>> Begin
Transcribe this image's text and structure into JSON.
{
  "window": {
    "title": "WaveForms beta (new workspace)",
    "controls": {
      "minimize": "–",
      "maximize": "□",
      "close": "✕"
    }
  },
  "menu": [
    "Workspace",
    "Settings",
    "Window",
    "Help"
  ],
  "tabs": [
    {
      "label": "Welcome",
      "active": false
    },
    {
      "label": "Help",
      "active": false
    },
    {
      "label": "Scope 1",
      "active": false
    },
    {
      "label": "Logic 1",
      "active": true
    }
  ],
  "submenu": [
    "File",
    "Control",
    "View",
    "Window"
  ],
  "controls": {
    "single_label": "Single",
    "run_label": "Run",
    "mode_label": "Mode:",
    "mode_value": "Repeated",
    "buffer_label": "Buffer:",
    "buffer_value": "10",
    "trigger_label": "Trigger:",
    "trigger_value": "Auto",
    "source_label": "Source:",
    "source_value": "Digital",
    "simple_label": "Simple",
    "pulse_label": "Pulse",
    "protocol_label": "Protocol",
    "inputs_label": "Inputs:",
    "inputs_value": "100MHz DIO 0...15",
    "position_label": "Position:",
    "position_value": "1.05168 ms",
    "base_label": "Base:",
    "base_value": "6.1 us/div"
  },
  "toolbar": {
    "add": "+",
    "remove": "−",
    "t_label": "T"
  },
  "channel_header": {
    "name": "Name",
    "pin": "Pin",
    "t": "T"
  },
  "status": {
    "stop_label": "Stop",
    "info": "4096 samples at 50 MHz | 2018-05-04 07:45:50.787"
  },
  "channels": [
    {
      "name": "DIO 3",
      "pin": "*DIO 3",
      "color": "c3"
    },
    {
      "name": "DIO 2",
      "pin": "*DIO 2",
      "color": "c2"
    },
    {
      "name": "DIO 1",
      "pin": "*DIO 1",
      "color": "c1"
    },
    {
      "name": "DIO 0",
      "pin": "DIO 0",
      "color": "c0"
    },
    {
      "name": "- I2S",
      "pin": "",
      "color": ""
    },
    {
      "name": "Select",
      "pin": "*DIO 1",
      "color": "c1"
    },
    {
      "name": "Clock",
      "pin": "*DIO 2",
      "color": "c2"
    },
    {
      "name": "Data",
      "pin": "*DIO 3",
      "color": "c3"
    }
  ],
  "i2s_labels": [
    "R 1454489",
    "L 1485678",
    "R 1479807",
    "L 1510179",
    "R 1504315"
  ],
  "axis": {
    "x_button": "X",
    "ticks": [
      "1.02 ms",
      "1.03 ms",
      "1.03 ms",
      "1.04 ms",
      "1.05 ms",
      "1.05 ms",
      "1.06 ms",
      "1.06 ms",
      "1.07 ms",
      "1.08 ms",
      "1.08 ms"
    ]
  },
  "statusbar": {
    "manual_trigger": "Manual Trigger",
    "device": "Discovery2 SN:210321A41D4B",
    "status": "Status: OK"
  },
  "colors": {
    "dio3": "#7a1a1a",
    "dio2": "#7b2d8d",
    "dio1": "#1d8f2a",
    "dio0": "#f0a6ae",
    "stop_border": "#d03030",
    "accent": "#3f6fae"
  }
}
>> End
## What is expected
Your task is to quote all of the data word for word.

## Full response
Transcribe this image's text and structure into JSON.
{
  "window": {
    "title": "WaveForms beta (new workspace)",
    "controls": {
      "minimize": "–",
      "maximize": "□",
      "close": "✕"
    }
  },
  "menu": [
    "Workspace",
    "Settings",
    "Window",
    "Help"
  ],
  "tabs": [
    {
      "label": "Welcome",
      "active": false
    },
    {
      "label": "Help",
      "active": false
    },
    {
      "label": "Scope 1",
      "active": false
    },
    {
      "label": "Logic 1",
      "active": true
    }
  ],
  "submenu": [
    "File",
    "Control",
    "View",
    "Window"
  ],
  "controls": {
    "single_label": "Single",
    "run_label": "Run",
    "mode_label": "Mode:",
    "mode_value": "Repeated",
    "buffer_label": "Buffer:",
    "buffer_value": "10",
    "trigger_label": "Trigger:",
    "trigger_value": "Auto",
    "source_label": "Source:",
    "source_value": "Digital",
    "simple_label": "Simple",
    "pulse_label": "Pulse",
    "protocol_label": "Protocol",
    "inputs_label": "Inputs:",
    "inputs_value": "100MHz DIO 0...15",
    "position_label": "Position:",
    "position_value": "1.05168 ms",
    "base_label": "Base:",
    "base_value": "6.1 us/div"
  },
  "toolbar": {
    "add": "+",
    "remove": "−",
    "t_label": "T"
  },
  "channel_header": {
    "name": "Name",
    "pin": "Pin",
    "t": "T"
  },
  "status": {
    "stop_label": "Stop",
    "info": "4096 samples at 50 MHz | 2018-05-04 07:45:50.787"
  },
  "channels": [
    {
      "name": "DIO 3",
      "pin": "*DIO 3",
      "color": "c3"
    },
    {
      "name": "DIO 2",
      "pin": "*DIO 2",
      "color": "c2"
    },
    {
      "name": "DIO 1",
      "pin": "*DIO 1",
      "color": "c1"
    },
    {
      "name": "DIO 0",
      "pin": "DIO 0",
      "color": "c0"
    },
    {
      "name": "- I2S",
      "pin": "",
      "color": ""
    },
    {
      "name": "Select",
      "pin": "*DIO 1",
      "color": "c1"
    },
    {
      "name": "Clock",
      "pin": "*DIO 2",
      "color": "c2"
    },
    {
      "name": "Data",
      "pin": "*DIO 3",
      "color": "c3"
    }
  ],
  "i2s_labels": [
    "R 1454489",
    "L 1485678",
    "R 1479807",
    "L 1510179",
    "R 1504315"
  ],
  "axis": {
    "x_button": "X",
    "ticks": [
      "1.02 ms",
      "1.03 ms",
      "1.03 ms",
      "1.04 ms",
      "1.05 ms",
      "1.05 ms",
      "1.06 ms",
      "1.06 ms",
      "1.07 ms",
      "1.08 ms",
      "1.08 ms"
    ]
  },
  "statusbar": {
    "manual_trigger": "Manual Trigger",
    "device": "Discovery2 SN:210321A41D4B",
    "status": "Status: OK"
  },
  "colors": {
    "dio3": "#7a1a1a",
    "dio2": "#7b2d8d",
    "dio1": "#1d8f2a",
    "dio0": "#f0a6ae",
    "stop_border": "#d03030",
    "accent": "#3f6fae"
  }
}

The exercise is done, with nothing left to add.